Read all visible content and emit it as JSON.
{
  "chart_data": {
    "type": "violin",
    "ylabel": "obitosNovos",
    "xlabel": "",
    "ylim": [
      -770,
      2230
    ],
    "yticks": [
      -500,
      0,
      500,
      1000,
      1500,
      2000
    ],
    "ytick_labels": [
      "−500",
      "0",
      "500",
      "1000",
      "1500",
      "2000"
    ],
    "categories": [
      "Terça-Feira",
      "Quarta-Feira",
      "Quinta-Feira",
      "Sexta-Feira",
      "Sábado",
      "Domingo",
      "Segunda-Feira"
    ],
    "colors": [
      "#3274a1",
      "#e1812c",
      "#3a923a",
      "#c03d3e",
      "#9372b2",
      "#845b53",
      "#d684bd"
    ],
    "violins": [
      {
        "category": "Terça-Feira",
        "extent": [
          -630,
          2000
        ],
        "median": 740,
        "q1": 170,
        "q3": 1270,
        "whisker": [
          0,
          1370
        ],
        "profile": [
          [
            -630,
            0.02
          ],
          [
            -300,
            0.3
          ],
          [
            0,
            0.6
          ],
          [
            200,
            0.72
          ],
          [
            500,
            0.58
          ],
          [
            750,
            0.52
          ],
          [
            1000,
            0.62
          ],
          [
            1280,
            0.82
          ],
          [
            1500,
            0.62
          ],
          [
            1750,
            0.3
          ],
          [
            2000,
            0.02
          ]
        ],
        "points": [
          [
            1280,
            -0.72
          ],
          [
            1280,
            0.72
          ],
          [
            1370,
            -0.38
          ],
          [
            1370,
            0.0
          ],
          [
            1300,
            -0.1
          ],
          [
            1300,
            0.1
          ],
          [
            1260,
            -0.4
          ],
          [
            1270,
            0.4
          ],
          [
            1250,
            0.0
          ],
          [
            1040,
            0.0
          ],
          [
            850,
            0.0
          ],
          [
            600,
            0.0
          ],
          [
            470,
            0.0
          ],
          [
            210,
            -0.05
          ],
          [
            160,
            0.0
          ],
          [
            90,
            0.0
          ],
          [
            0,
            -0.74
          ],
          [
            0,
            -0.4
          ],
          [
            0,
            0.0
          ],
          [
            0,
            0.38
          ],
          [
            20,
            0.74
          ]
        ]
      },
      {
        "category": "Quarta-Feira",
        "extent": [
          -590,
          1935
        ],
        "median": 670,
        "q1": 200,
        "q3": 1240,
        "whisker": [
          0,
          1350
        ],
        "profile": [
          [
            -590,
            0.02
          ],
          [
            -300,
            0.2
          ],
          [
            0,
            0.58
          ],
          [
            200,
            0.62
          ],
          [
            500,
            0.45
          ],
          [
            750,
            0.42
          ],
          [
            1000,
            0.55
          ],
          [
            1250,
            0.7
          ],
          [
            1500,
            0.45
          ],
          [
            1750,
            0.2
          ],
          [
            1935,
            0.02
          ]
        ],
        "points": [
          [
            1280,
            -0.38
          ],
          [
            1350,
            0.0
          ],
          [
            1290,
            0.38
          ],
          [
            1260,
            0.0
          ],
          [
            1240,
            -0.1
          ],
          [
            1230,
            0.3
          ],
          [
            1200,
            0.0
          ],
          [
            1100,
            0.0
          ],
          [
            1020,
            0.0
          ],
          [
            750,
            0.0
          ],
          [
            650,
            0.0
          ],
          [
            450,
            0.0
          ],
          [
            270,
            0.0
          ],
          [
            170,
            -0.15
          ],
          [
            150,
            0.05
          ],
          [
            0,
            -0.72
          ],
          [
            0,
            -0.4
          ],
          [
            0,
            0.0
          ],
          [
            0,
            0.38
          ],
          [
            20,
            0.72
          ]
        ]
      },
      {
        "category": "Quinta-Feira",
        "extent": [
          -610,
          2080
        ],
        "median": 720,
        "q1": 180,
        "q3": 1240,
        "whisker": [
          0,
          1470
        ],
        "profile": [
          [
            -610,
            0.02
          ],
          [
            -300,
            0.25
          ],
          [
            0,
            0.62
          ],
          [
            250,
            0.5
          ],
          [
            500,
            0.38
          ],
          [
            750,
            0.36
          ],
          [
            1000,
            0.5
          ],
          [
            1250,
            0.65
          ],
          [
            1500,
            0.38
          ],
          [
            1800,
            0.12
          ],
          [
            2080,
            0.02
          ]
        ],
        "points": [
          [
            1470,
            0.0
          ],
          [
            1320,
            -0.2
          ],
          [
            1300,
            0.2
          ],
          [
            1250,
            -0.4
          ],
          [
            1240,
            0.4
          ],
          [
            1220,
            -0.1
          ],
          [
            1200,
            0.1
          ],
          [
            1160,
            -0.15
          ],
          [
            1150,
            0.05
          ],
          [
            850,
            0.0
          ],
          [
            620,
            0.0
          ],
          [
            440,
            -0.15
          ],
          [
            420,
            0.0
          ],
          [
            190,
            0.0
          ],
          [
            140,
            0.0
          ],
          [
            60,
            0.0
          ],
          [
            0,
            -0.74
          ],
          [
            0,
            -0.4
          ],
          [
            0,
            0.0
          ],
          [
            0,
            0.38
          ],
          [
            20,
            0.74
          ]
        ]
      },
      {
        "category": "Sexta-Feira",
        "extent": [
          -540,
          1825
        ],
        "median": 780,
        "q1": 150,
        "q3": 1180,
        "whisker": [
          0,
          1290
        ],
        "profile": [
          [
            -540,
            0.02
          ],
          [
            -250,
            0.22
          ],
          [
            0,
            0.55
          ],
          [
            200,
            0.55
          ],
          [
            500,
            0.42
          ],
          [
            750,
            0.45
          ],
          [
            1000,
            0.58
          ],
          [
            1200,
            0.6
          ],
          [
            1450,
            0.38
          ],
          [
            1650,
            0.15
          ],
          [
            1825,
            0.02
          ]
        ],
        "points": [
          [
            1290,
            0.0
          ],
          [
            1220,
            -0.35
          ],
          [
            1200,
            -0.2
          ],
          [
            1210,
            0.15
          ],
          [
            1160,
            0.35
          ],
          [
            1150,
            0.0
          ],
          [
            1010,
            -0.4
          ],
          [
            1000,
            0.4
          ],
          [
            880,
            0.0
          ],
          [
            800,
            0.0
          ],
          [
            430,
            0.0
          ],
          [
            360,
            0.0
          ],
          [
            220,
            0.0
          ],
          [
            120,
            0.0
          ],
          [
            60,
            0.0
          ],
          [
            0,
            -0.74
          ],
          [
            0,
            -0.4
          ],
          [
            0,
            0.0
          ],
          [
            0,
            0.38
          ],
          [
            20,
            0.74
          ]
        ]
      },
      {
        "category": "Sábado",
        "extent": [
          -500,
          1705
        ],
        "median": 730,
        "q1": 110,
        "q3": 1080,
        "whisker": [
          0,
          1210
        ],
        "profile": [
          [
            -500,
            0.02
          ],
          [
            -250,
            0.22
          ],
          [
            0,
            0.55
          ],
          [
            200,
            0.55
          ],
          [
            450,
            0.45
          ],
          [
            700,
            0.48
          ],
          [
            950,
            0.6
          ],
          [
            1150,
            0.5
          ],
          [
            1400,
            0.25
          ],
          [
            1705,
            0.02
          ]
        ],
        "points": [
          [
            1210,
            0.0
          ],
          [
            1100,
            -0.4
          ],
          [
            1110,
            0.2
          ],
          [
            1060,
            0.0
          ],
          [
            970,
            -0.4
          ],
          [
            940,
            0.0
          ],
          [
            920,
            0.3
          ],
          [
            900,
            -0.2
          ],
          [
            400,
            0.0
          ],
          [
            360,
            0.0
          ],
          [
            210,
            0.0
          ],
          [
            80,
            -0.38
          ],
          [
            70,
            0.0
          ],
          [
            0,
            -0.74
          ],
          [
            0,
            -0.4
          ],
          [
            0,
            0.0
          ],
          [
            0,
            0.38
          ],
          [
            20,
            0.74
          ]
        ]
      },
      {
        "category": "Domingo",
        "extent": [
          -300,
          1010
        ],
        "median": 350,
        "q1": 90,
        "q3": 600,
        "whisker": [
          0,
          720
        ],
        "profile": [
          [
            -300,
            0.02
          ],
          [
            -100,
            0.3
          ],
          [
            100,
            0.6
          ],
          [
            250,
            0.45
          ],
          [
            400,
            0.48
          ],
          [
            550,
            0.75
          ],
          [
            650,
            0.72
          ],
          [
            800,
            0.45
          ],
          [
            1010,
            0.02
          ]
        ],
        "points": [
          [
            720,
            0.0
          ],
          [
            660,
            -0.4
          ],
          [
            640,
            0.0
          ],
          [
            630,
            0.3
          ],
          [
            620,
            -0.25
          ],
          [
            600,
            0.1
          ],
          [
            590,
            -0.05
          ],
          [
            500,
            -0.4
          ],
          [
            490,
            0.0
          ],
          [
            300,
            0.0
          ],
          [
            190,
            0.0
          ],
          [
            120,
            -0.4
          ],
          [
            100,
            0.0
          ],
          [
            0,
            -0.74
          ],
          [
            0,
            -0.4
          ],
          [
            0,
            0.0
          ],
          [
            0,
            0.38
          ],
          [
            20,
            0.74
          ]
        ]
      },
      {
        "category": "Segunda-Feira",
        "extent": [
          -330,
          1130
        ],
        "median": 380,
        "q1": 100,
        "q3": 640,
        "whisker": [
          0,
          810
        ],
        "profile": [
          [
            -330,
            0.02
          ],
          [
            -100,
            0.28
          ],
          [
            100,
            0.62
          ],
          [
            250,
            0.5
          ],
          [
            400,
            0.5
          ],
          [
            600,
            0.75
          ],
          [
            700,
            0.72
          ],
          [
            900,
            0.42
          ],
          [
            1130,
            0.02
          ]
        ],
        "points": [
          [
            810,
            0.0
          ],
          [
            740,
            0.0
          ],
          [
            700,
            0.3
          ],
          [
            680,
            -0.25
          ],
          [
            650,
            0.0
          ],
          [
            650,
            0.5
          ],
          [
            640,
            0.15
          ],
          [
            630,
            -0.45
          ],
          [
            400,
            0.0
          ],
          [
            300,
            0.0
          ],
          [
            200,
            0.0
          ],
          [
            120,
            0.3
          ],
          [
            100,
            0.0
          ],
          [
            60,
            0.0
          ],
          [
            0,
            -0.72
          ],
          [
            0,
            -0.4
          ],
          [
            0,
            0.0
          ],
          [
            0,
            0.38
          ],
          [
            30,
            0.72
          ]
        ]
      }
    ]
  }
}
__________
▶ REQUIREMENT: Check each line above for the word "Quarta" and give the number of lines that have it, nothing else.

▶ SOLUTION: 2